### Description of the task:
Skip the pictures. Transcribe the rest of the data below without changing a word.

### Data supplied:
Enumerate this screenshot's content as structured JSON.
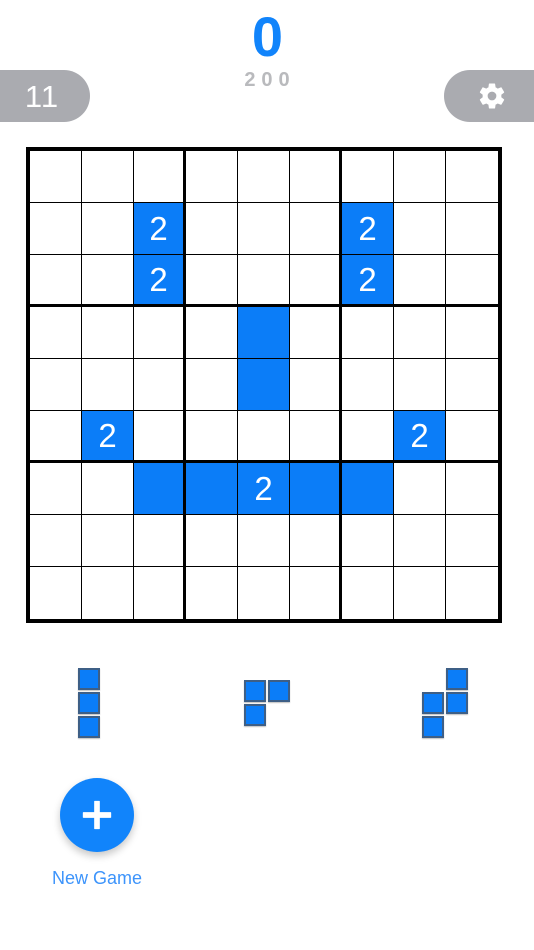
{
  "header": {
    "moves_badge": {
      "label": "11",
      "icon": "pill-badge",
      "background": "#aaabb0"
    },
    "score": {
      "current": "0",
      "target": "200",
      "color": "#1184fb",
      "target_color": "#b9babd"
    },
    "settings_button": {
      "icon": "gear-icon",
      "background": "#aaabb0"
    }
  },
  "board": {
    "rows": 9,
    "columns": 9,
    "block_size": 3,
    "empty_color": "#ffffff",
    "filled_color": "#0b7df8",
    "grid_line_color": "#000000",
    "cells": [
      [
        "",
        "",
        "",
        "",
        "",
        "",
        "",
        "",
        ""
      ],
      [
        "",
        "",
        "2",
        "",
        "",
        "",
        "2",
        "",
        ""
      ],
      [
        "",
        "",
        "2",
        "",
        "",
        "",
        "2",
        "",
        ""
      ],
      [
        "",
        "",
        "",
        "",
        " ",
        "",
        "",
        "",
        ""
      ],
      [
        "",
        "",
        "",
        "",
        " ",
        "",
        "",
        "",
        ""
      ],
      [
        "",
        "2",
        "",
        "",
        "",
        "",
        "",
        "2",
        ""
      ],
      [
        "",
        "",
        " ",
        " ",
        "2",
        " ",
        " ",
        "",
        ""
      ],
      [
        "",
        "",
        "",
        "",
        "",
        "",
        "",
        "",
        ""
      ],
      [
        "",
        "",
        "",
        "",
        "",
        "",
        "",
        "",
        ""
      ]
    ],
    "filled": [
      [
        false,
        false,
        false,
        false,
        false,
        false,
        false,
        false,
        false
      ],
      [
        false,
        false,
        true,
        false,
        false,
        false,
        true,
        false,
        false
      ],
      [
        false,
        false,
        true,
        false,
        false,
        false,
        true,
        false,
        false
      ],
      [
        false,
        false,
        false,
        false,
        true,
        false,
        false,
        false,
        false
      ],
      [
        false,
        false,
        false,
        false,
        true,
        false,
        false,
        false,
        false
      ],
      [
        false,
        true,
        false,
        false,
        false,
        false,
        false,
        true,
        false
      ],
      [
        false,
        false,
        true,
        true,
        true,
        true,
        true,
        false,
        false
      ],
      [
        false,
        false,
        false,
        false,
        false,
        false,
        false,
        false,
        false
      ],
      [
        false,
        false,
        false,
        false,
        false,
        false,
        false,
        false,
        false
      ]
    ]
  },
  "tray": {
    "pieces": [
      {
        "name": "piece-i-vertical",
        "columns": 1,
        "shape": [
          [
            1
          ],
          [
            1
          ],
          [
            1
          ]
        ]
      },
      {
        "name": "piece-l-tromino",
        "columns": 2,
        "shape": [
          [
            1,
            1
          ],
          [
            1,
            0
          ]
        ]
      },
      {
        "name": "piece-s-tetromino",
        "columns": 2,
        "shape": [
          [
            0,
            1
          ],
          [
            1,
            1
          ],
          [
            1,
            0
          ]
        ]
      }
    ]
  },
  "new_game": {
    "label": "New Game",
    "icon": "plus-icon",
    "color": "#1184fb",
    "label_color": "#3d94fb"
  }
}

### Full output:
Enumerate this screenshot's content as structured JSON.
{
  "header": {
    "moves_badge": {
      "label": "11",
      "icon": "pill-badge",
      "background": "#aaabb0"
    },
    "score": {
      "current": "0",
      "target": "200",
      "color": "#1184fb",
      "target_color": "#b9babd"
    },
    "settings_button": {
      "icon": "gear-icon",
      "background": "#aaabb0"
    }
  },
  "board": {
    "rows": 9,
    "columns": 9,
    "block_size": 3,
    "empty_color": "#ffffff",
    "filled_color": "#0b7df8",
    "grid_line_color": "#000000",
    "cells": [
      [
        "",
        "",
        "",
        "",
        "",
        "",
        "",
        "",
        ""
      ],
      [
        "",
        "",
        "2",
        "",
        "",
        "",
        "2",
        "",
        ""
      ],
      [
        "",
        "",
        "2",
        "",
        "",
        "",
        "2",
        "",
        ""
      ],
      [
        "",
        "",
        "",
        "",
        " ",
        "",
        "",
        "",
        ""
      ],
      [
        "",
        "",
        "",
        "",
        " ",
        "",
        "",
        "",
        ""
      ],
      [
        "",
        "2",
        "",
        "",
        "",
        "",
        "",
        "2",
        ""
      ],
      [
        "",
        "",
        " ",
        " ",
        "2",
        " ",
        " ",
        "",
        ""
      ],
      [
        "",
        "",
        "",
        "",
        "",
        "",
        "",
        "",
        ""
      ],
      [
        "",
        "",
        "",
        "",
        "",
        "",
        "",
        "",
        ""
      ]
    ],
    "filled": [
      [
        false,
        false,
        false,
        false,
        false,
        false,
        false,
        false,
        false
      ],
      [
        false,
        false,
        true,
        false,
        false,
        false,
        true,
        false,
        false
      ],
      [
        false,
        false,
        true,
        false,
        false,
        false,
        true,
        false,
        false
      ],
      [
        false,
        false,
        false,
        false,
        true,
        false,
        false,
        false,
        false
      ],
      [
        false,
        false,
        false,
        false,
        true,
        false,
        false,
        false,
        false
      ],
      [
        false,
        true,
        false,
        false,
        false,
        false,
        false,
        true,
        false
      ],
      [
        false,
        false,
        true,
        true,
        true,
        true,
        true,
        false,
        false
      ],
      [
        false,
        false,
        false,
        false,
        false,
        false,
        false,
        false,
        false
      ],
      [
        false,
        false,
        false,
        false,
        false,
        false,
        false,
        false,
        false
      ]
    ]
  },
  "tray": {
    "pieces": [
      {
        "name": "piece-i-vertical",
        "columns": 1,
        "shape": [
          [
            1
          ],
          [
            1
          ],
          [
            1
          ]
        ]
      },
      {
        "name": "piece-l-tromino",
        "columns": 2,
        "shape": [
          [
            1,
            1
          ],
          [
            1,
            0
          ]
        ]
      },
      {
        "name": "piece-s-tetromino",
        "columns": 2,
        "shape": [
          [
            0,
            1
          ],
          [
            1,
            1
          ],
          [
            1,
            0
          ]
        ]
      }
    ]
  },
  "new_game": {
    "label": "New Game",
    "icon": "plus-icon",
    "color": "#1184fb",
    "label_color": "#3d94fb"
  }
}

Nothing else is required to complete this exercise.